### Input:
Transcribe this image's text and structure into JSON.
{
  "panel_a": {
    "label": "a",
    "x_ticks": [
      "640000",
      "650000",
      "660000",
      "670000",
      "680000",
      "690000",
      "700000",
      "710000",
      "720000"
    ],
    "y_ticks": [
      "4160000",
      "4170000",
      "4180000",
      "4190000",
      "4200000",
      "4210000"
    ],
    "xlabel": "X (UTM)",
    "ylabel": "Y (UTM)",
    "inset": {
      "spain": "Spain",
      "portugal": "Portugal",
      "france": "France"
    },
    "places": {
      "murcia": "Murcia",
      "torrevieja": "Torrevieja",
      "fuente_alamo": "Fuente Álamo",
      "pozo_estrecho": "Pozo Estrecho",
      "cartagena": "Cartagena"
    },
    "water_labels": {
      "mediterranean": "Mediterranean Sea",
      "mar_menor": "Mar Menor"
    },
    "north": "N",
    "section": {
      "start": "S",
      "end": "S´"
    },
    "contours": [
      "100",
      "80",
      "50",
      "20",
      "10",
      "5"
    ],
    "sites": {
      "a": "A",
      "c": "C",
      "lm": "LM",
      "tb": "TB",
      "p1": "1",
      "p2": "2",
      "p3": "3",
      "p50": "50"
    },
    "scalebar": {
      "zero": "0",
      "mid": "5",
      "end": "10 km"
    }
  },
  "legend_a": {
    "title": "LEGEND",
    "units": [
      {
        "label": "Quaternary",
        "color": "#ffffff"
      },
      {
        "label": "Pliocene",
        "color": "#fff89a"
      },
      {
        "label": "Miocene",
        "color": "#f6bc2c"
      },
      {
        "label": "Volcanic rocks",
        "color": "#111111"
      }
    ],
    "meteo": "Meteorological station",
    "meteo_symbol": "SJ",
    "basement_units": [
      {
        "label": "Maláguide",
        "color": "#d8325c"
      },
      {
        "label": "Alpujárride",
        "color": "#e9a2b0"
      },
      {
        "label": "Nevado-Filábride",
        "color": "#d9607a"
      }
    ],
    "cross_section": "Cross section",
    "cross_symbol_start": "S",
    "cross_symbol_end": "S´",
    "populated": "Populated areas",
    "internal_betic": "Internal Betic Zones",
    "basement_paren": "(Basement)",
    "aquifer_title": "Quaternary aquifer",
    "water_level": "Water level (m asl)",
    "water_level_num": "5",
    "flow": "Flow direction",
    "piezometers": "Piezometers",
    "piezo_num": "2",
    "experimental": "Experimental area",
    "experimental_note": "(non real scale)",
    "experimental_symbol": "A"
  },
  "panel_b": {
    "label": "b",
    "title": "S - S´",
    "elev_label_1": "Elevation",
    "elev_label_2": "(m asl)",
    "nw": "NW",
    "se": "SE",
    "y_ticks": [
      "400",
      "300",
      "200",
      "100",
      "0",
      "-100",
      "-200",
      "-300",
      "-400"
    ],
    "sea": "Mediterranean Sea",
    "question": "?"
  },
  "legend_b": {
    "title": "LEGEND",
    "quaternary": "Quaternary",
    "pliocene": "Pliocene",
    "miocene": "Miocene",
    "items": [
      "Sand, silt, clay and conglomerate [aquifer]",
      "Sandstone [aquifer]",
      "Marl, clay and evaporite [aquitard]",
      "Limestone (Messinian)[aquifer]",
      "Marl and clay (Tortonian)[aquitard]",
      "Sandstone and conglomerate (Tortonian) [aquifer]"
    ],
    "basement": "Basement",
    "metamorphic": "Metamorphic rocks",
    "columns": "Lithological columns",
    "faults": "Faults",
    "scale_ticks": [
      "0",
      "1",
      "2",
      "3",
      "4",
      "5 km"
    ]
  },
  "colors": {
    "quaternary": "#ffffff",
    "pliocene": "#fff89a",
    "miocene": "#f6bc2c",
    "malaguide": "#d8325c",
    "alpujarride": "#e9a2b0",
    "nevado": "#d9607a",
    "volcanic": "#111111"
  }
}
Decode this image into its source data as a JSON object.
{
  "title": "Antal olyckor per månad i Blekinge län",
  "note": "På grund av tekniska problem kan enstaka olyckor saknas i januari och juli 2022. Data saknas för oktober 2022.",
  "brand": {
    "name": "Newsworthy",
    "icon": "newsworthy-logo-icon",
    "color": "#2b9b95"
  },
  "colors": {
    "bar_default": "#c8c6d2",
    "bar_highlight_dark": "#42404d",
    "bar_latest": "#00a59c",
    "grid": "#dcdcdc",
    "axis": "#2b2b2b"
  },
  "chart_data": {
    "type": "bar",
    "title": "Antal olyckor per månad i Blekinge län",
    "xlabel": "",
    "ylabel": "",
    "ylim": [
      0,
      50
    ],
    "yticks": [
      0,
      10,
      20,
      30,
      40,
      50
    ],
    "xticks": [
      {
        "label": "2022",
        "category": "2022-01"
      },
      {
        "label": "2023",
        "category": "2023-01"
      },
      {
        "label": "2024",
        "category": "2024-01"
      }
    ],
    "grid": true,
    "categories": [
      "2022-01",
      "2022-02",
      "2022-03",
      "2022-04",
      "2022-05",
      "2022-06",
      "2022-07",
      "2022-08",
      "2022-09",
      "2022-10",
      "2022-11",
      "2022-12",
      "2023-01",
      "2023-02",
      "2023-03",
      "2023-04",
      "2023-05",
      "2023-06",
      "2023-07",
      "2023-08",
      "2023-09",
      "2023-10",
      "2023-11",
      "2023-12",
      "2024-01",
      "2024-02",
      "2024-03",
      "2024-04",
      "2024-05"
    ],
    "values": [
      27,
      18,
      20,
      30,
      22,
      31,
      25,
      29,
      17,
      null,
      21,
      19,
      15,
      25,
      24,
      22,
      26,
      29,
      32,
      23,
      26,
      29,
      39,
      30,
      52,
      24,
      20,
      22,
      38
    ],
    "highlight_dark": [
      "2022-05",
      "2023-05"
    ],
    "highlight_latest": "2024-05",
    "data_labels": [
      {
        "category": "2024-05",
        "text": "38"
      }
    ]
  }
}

### Goal of the exercise:
Your task is to repeat the data exactly; please include every line.

### Solution for this task:
Transcribe this image's text and structure into JSON.
{
  "panel_a": {
    "label": "a",
    "x_ticks": [
      "640000",
      "650000",
      "660000",
      "670000",
      "680000",
      "690000",
      "700000",
      "710000",
      "720000"
    ],
    "y_ticks": [
      "4160000",
      "4170000",
      "4180000",
      "4190000",
      "4200000",
      "4210000"
    ],
    "xlabel": "X (UTM)",
    "ylabel": "Y (UTM)",
    "inset": {
      "spain": "Spain",
      "portugal": "Portugal",
      "france": "France"
    },
    "places": {
      "murcia": "Murcia",
      "torrevieja": "Torrevieja",
      "fuente_alamo": "Fuente Álamo",
      "pozo_estrecho": "Pozo Estrecho",
      "cartagena": "Cartagena"
    },
    "water_labels": {
      "mediterranean": "Mediterranean Sea",
      "mar_menor": "Mar Menor"
    },
    "north": "N",
    "section": {
      "start": "S",
      "end": "S´"
    },
    "contours": [
      "100",
      "80",
      "50",
      "20",
      "10",
      "5"
    ],
    "sites": {
      "a": "A",
      "c": "C",
      "lm": "LM",
      "tb": "TB",
      "p1": "1",
      "p2": "2",
      "p3": "3",
      "p50": "50"
    },
    "scalebar": {
      "zero": "0",
      "mid": "5",
      "end": "10 km"
    }
  },
  "legend_a": {
    "title": "LEGEND",
    "units": [
      {
        "label": "Quaternary",
        "color": "#ffffff"
      },
      {
        "label": "Pliocene",
        "color": "#fff89a"
      },
      {
        "label": "Miocene",
        "color": "#f6bc2c"
      },
      {
        "label": "Volcanic rocks",
        "color": "#111111"
      }
    ],
    "meteo": "Meteorological station",
    "meteo_symbol": "SJ",
    "basement_units": [
      {
        "label": "Maláguide",
        "color": "#d8325c"
      },
      {
        "label": "Alpujárride",
        "color": "#e9a2b0"
      },
      {
        "label": "Nevado-Filábride",
        "color": "#d9607a"
      }
    ],
    "cross_section": "Cross section",
    "cross_symbol_start": "S",
    "cross_symbol_end": "S´",
    "populated": "Populated areas",
    "internal_betic": "Internal Betic Zones",
    "basement_paren": "(Basement)",
    "aquifer_title": "Quaternary aquifer",
    "water_level": "Water level (m asl)",
    "water_level_num": "5",
    "flow": "Flow direction",
    "piezometers": "Piezometers",
    "piezo_num": "2",
    "experimental": "Experimental area",
    "experimental_note": "(non real scale)",
    "experimental_symbol": "A"
  },
  "panel_b": {
    "label": "b",
    "title": "S - S´",
    "elev_label_1": "Elevation",
    "elev_label_2": "(m asl)",
    "nw": "NW",
    "se": "SE",
    "y_ticks": [
      "400",
      "300",
      "200",
      "100",
      "0",
      "-100",
      "-200",
      "-300",
      "-400"
    ],
    "sea": "Mediterranean Sea",
    "question": "?"
  },
  "legend_b": {
    "title": "LEGEND",
    "quaternary": "Quaternary",
    "pliocene": "Pliocene",
    "miocene": "Miocene",
    "items": [
      "Sand, silt, clay and conglomerate [aquifer]",
      "Sandstone [aquifer]",
      "Marl, clay and evaporite [aquitard]",
      "Limestone (Messinian)[aquifer]",
      "Marl and clay (Tortonian)[aquitard]",
      "Sandstone and conglomerate (Tortonian) [aquifer]"
    ],
    "basement": "Basement",
    "metamorphic": "Metamorphic rocks",
    "columns": "Lithological columns",
    "faults": "Faults",
    "scale_ticks": [
      "0",
      "1",
      "2",
      "3",
      "4",
      "5 km"
    ]
  },
  "colors": {
    "quaternary": "#ffffff",
    "pliocene": "#fff89a",
    "miocene": "#f6bc2c",
    "malaguide": "#d8325c",
    "alpujarride": "#e9a2b0",
    "nevado": "#d9607a",
    "volcanic": "#111111"
  }
}
Decode this image into its source data as a JSON object.
{
  "title": "Antal olyckor per månad i Blekinge län",
  "note": "På grund av tekniska problem kan enstaka olyckor saknas i januari och juli 2022. Data saknas för oktober 2022.",
  "brand": {
    "name": "Newsworthy",
    "icon": "newsworthy-logo-icon",
    "color": "#2b9b95"
  },
  "colors": {
    "bar_default": "#c8c6d2",
    "bar_highlight_dark": "#42404d",
    "bar_latest": "#00a59c",
    "grid": "#dcdcdc",
    "axis": "#2b2b2b"
  },
  "chart_data": {
    "type": "bar",
    "title": "Antal olyckor per månad i Blekinge län",
    "xlabel": "",
    "ylabel": "",
    "ylim": [
      0,
      50
    ],
    "yticks": [
      0,
      10,
      20,
      30,
      40,
      50
    ],
    "xticks": [
      {
        "label": "2022",
        "category": "2022-01"
      },
      {
        "label": "2023",
        "category": "2023-01"
      },
      {
        "label": "2024",
        "category": "2024-01"
      }
    ],
    "grid": true,
    "categories": [
      "2022-01",
      "2022-02",
      "2022-03",
      "2022-04",
      "2022-05",
      "2022-06",
      "2022-07",
      "2022-08",
      "2022-09",
      "2022-10",
      "2022-11",
      "2022-12",
      "2023-01",
      "2023-02",
      "2023-03",
      "2023-04",
      "2023-05",
      "2023-06",
      "2023-07",
      "2023-08",
      "2023-09",
      "2023-10",
      "2023-11",
      "2023-12",
      "2024-01",
      "2024-02",
      "2024-03",
      "2024-04",
      "2024-05"
    ],
    "values": [
      27,
      18,
      20,
      30,
      22,
      31,
      25,
      29,
      17,
      null,
      21,
      19,
      15,
      25,
      24,
      22,
      26,
      29,
      32,
      23,
      26,
      29,
      39,
      30,
      52,
      24,
      20,
      22,
      38
    ],
    "highlight_dark": [
      "2022-05",
      "2023-05"
    ],
    "highlight_latest": "2024-05",
    "data_labels": [
      {
        "category": "2024-05",
        "text": "38"
      }
    ]
  }
}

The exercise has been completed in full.